- **Problem requirements**:
Give the count of lines containing the string "fabbricato", with no other output.

══ Extracted information ══

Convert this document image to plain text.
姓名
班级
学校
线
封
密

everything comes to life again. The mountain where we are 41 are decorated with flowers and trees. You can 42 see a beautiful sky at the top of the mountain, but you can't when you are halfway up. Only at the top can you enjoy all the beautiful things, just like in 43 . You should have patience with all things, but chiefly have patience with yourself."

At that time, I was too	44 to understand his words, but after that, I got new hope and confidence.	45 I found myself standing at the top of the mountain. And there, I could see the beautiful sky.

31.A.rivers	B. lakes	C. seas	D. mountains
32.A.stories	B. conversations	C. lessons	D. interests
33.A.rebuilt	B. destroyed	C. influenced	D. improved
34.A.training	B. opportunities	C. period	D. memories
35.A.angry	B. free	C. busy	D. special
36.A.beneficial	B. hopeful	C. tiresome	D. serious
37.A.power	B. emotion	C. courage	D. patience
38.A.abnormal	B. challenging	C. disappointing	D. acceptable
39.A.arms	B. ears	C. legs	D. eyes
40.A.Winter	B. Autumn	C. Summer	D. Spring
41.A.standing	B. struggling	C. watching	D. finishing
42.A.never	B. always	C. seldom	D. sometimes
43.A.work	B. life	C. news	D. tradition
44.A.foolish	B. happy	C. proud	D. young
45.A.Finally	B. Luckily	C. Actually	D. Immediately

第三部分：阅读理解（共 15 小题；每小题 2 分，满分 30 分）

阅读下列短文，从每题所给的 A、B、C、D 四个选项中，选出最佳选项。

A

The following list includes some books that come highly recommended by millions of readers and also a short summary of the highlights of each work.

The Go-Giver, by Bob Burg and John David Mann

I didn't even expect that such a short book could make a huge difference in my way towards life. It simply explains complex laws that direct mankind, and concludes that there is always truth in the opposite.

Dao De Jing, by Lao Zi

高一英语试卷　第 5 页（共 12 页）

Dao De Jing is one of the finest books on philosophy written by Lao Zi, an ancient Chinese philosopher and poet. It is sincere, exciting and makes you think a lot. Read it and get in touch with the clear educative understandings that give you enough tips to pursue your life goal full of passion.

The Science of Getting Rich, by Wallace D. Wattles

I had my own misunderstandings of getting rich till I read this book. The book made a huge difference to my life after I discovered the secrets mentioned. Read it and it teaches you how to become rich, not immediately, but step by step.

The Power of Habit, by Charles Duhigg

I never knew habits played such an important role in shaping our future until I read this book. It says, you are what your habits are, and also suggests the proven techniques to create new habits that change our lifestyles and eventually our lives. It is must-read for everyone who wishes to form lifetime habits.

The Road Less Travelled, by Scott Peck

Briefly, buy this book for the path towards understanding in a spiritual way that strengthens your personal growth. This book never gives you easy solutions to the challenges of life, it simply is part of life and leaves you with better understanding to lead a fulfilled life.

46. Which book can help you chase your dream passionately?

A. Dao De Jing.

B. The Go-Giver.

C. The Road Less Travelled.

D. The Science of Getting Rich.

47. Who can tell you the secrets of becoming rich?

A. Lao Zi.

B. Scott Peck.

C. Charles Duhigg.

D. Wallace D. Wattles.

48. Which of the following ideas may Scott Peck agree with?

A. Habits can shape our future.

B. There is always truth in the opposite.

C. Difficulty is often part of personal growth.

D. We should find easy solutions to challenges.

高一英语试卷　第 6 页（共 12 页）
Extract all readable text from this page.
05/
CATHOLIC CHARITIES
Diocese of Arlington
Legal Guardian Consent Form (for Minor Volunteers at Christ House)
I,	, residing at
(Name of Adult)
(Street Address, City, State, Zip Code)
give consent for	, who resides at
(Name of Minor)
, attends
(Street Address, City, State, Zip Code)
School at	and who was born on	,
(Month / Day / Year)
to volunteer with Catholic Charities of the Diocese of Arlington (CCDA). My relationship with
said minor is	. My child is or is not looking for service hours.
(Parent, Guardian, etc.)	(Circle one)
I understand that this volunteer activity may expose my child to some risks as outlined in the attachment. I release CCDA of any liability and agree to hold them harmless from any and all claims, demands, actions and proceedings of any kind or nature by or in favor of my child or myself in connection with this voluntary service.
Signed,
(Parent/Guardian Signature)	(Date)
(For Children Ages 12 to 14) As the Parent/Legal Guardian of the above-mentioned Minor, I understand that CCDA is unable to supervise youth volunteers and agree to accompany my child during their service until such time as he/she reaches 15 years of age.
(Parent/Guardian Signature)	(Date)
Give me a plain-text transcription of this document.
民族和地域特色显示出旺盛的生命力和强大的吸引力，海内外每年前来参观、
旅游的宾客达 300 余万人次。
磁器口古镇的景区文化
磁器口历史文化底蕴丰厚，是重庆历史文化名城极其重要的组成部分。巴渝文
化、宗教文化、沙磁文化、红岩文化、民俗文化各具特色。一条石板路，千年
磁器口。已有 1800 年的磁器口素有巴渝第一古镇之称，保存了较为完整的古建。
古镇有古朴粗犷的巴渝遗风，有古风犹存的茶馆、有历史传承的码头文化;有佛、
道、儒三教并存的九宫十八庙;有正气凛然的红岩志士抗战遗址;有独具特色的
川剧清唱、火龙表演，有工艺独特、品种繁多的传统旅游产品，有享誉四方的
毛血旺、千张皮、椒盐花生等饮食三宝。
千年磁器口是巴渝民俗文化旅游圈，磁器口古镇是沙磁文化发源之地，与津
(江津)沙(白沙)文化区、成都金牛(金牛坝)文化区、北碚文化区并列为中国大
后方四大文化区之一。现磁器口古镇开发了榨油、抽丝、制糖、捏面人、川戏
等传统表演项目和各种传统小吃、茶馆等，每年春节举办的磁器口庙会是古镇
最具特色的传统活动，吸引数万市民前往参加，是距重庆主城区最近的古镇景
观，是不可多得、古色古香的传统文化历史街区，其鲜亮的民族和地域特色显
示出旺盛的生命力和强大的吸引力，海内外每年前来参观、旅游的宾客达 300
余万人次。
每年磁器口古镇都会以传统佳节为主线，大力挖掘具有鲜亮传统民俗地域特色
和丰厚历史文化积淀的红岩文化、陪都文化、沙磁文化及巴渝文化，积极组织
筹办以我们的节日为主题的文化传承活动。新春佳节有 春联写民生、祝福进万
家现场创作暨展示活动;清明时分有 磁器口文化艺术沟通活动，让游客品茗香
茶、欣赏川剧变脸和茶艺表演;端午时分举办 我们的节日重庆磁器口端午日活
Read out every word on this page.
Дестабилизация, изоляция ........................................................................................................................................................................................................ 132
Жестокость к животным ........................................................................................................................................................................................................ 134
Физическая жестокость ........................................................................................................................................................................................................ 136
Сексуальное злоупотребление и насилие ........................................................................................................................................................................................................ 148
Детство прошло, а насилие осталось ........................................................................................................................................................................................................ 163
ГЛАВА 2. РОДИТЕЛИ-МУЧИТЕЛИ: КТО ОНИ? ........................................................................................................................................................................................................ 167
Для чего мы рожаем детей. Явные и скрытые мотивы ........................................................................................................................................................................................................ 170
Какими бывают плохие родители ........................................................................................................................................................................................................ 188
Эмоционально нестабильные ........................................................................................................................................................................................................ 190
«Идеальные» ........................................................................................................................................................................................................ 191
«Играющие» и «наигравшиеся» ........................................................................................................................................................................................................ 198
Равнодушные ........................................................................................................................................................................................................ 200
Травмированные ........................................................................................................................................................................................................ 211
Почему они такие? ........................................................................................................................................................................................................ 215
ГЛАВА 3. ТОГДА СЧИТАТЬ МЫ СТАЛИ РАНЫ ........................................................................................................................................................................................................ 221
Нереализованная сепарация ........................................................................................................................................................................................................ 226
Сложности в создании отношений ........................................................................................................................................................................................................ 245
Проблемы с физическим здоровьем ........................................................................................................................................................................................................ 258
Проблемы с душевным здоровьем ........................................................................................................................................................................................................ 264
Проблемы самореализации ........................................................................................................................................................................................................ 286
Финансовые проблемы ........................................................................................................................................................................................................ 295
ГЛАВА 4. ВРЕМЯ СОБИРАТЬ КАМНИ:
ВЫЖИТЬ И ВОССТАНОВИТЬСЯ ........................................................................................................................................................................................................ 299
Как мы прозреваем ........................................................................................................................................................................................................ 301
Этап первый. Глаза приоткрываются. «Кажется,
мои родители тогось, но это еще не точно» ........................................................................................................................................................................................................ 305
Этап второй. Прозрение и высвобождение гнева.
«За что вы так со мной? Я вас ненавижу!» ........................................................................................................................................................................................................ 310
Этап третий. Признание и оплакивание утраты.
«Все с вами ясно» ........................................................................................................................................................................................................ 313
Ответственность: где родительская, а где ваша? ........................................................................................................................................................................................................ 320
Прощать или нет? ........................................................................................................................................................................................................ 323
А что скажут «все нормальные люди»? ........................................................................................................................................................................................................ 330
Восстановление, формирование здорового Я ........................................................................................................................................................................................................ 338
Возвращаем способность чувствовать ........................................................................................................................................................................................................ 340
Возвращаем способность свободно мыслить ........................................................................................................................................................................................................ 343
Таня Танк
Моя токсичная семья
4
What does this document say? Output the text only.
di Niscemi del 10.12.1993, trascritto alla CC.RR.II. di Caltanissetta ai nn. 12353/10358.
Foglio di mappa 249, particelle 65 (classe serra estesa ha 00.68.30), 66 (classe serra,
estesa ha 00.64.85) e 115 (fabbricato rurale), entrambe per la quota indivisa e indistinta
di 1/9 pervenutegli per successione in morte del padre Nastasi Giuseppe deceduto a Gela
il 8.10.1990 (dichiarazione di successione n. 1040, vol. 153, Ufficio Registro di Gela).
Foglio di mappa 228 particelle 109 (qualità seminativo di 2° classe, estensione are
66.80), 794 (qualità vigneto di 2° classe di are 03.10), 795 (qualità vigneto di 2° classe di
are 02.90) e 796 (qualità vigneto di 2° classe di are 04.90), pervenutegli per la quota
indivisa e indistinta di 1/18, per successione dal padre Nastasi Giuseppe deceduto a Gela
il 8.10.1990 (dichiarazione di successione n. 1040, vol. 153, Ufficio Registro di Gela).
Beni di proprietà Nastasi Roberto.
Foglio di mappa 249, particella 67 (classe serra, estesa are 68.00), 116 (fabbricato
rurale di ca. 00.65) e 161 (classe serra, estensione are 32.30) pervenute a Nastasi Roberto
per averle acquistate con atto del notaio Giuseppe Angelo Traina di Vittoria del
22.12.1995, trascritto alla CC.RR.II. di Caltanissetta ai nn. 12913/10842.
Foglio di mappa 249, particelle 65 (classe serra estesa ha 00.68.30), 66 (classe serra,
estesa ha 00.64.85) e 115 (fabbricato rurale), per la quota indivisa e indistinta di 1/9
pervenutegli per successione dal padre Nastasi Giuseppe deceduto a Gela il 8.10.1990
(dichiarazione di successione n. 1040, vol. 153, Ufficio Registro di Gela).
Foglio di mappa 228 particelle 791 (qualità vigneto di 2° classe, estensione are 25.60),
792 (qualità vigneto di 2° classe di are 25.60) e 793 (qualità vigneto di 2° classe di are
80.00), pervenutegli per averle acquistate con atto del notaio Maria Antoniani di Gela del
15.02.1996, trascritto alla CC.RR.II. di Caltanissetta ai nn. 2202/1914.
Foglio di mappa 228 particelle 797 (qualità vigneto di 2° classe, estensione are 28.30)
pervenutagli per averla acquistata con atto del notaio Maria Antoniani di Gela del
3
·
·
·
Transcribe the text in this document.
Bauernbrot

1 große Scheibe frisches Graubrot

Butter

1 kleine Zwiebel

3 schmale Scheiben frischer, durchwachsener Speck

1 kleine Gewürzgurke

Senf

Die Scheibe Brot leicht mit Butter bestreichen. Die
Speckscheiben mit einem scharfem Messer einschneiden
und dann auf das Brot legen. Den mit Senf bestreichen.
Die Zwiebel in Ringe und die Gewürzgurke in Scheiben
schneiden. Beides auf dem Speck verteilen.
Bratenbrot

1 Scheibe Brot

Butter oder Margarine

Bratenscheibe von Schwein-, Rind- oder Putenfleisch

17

═══

- **Correct response**:
3